Could you give the data below again, exactly and completely?

### Data lines ###

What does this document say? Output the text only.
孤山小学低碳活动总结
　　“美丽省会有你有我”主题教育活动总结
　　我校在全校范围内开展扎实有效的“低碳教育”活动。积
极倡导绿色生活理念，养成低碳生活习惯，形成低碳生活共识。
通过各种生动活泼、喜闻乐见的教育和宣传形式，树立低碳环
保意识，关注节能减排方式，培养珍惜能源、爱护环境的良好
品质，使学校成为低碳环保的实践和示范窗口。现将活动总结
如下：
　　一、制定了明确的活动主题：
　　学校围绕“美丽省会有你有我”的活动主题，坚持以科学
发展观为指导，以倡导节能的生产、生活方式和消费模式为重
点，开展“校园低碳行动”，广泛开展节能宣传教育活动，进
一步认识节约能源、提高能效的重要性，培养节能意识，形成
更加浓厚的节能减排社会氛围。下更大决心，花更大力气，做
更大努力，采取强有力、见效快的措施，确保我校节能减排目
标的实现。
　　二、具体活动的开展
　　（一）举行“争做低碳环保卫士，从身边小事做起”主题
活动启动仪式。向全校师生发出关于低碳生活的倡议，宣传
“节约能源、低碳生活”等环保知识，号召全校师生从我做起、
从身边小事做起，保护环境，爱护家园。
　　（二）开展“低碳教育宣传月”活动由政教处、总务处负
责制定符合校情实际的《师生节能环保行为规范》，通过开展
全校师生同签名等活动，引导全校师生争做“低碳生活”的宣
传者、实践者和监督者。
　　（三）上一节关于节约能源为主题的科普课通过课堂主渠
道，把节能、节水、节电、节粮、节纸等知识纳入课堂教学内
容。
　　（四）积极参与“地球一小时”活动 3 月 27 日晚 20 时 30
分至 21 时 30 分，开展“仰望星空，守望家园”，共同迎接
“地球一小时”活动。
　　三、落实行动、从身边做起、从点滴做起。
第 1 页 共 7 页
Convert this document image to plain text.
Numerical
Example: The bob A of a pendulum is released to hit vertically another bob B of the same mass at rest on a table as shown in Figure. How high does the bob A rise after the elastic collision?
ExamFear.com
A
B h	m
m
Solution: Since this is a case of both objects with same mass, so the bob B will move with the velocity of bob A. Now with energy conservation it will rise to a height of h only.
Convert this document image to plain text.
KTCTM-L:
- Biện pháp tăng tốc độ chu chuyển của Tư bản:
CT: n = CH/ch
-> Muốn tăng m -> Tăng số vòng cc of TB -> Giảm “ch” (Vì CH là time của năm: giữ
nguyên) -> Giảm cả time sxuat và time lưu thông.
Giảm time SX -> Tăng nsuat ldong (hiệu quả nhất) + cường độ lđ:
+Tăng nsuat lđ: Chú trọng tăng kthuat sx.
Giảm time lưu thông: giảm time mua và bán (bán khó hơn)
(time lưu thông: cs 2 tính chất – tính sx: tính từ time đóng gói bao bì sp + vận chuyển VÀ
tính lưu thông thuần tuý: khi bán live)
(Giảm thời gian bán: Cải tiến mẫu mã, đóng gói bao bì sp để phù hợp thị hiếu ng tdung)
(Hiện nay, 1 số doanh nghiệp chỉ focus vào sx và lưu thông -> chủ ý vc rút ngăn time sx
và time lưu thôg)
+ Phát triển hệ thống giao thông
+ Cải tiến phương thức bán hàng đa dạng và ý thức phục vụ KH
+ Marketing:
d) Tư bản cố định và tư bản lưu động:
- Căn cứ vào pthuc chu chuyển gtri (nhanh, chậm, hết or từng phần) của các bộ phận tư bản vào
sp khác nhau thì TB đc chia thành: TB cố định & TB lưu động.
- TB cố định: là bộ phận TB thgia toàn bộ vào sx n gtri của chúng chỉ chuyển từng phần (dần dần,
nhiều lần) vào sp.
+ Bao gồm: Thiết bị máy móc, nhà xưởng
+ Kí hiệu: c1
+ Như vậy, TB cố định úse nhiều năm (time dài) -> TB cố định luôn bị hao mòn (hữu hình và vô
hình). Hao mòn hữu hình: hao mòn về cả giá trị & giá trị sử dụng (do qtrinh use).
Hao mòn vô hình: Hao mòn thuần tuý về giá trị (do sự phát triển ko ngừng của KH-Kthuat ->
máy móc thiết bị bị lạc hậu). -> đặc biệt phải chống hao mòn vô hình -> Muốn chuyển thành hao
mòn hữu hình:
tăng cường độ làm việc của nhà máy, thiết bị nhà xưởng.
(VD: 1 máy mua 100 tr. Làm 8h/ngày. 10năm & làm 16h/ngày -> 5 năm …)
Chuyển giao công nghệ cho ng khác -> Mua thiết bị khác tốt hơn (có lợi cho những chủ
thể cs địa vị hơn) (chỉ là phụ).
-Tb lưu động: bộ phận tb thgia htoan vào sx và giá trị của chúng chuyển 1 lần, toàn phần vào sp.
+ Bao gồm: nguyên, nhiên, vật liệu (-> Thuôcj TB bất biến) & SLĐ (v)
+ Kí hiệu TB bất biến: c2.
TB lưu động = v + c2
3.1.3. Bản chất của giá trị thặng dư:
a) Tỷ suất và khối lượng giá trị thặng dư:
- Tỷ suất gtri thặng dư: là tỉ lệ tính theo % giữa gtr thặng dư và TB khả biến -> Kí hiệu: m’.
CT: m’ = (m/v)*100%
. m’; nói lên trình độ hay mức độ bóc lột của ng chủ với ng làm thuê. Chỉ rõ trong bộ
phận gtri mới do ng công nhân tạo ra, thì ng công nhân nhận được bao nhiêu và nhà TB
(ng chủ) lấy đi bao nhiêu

###

Solution to this task:
What does this document say? Output the text only.
孤山小学低碳活动总结
　　“美丽省会有你有我”主题教育活动总结
　　我校在全校范围内开展扎实有效的“低碳教育”活动。积
极倡导绿色生活理念，养成低碳生活习惯，形成低碳生活共识。
通过各种生动活泼、喜闻乐见的教育和宣传形式，树立低碳环
保意识，关注节能减排方式，培养珍惜能源、爱护环境的良好
品质，使学校成为低碳环保的实践和示范窗口。现将活动总结
如下：
　　一、制定了明确的活动主题：
　　学校围绕“美丽省会有你有我”的活动主题，坚持以科学
发展观为指导，以倡导节能的生产、生活方式和消费模式为重
点，开展“校园低碳行动”，广泛开展节能宣传教育活动，进
一步认识节约能源、提高能效的重要性，培养节能意识，形成
更加浓厚的节能减排社会氛围。下更大决心，花更大力气，做
更大努力，采取强有力、见效快的措施，确保我校节能减排目
标的实现。
　　二、具体活动的开展
　　（一）举行“争做低碳环保卫士，从身边小事做起”主题
活动启动仪式。向全校师生发出关于低碳生活的倡议，宣传
“节约能源、低碳生活”等环保知识，号召全校师生从我做起、
从身边小事做起，保护环境，爱护家园。
　　（二）开展“低碳教育宣传月”活动由政教处、总务处负
责制定符合校情实际的《师生节能环保行为规范》，通过开展
全校师生同签名等活动，引导全校师生争做“低碳生活”的宣
传者、实践者和监督者。
　　（三）上一节关于节约能源为主题的科普课通过课堂主渠
道，把节能、节水、节电、节粮、节纸等知识纳入课堂教学内
容。
　　（四）积极参与“地球一小时”活动 3 月 27 日晚 20 时 30
分至 21 时 30 分，开展“仰望星空，守望家园”，共同迎接
“地球一小时”活动。
　　三、落实行动、从身边做起、从点滴做起。
第 1 页 共 7 页
Convert this document image to plain text.
Numerical
Example: The bob A of a pendulum is released to hit vertically another bob B of the same mass at rest on a table as shown in Figure. How high does the bob A rise after the elastic collision?
ExamFear.com
A
B h	m
m
Solution: Since this is a case of both objects with same mass, so the bob B will move with the velocity of bob A. Now with energy conservation it will rise to a height of h only.
Convert this document image to plain text.
KTCTM-L:
- Biện pháp tăng tốc độ chu chuyển của Tư bản:
CT: n = CH/ch
-> Muốn tăng m -> Tăng số vòng cc of TB -> Giảm “ch” (Vì CH là time của năm: giữ
nguyên) -> Giảm cả time sxuat và time lưu thông.
Giảm time SX -> Tăng nsuat ldong (hiệu quả nhất) + cường độ lđ:
+Tăng nsuat lđ: Chú trọng tăng kthuat sx.
Giảm time lưu thông: giảm time mua và bán (bán khó hơn)
(time lưu thông: cs 2 tính chất – tính sx: tính từ time đóng gói bao bì sp + vận chuyển VÀ
tính lưu thông thuần tuý: khi bán live)
(Giảm thời gian bán: Cải tiến mẫu mã, đóng gói bao bì sp để phù hợp thị hiếu ng tdung)
(Hiện nay, 1 số doanh nghiệp chỉ focus vào sx và lưu thông -> chủ ý vc rút ngăn time sx
và time lưu thôg)
+ Phát triển hệ thống giao thông
+ Cải tiến phương thức bán hàng đa dạng và ý thức phục vụ KH
+ Marketing:
d) Tư bản cố định và tư bản lưu động:
- Căn cứ vào pthuc chu chuyển gtri (nhanh, chậm, hết or từng phần) của các bộ phận tư bản vào
sp khác nhau thì TB đc chia thành: TB cố định & TB lưu động.
- TB cố định: là bộ phận TB thgia toàn bộ vào sx n gtri của chúng chỉ chuyển từng phần (dần dần,
nhiều lần) vào sp.
+ Bao gồm: Thiết bị máy móc, nhà xưởng
+ Kí hiệu: c1
+ Như vậy, TB cố định úse nhiều năm (time dài) -> TB cố định luôn bị hao mòn (hữu hình và vô
hình). Hao mòn hữu hình: hao mòn về cả giá trị & giá trị sử dụng (do qtrinh use).
Hao mòn vô hình: Hao mòn thuần tuý về giá trị (do sự phát triển ko ngừng của KH-Kthuat ->
máy móc thiết bị bị lạc hậu). -> đặc biệt phải chống hao mòn vô hình -> Muốn chuyển thành hao
mòn hữu hình:
tăng cường độ làm việc của nhà máy, thiết bị nhà xưởng.
(VD: 1 máy mua 100 tr. Làm 8h/ngày. 10năm & làm 16h/ngày -> 5 năm …)
Chuyển giao công nghệ cho ng khác -> Mua thiết bị khác tốt hơn (có lợi cho những chủ
thể cs địa vị hơn) (chỉ là phụ).
-Tb lưu động: bộ phận tb thgia htoan vào sx và giá trị của chúng chuyển 1 lần, toàn phần vào sp.
+ Bao gồm: nguyên, nhiên, vật liệu (-> Thuôcj TB bất biến) & SLĐ (v)
+ Kí hiệu TB bất biến: c2.
TB lưu động = v + c2
3.1.3. Bản chất của giá trị thặng dư:
a) Tỷ suất và khối lượng giá trị thặng dư:
- Tỷ suất gtri thặng dư: là tỉ lệ tính theo % giữa gtr thặng dư và TB khả biến -> Kí hiệu: m’.
CT: m’ = (m/v)*100%
. m’; nói lên trình độ hay mức độ bóc lột của ng chủ với ng làm thuê. Chỉ rõ trong bộ
phận gtri mới do ng công nhân tạo ra, thì ng công nhân nhận được bao nhiêu và nhà TB
(ng chủ) lấy đi bao nhiêu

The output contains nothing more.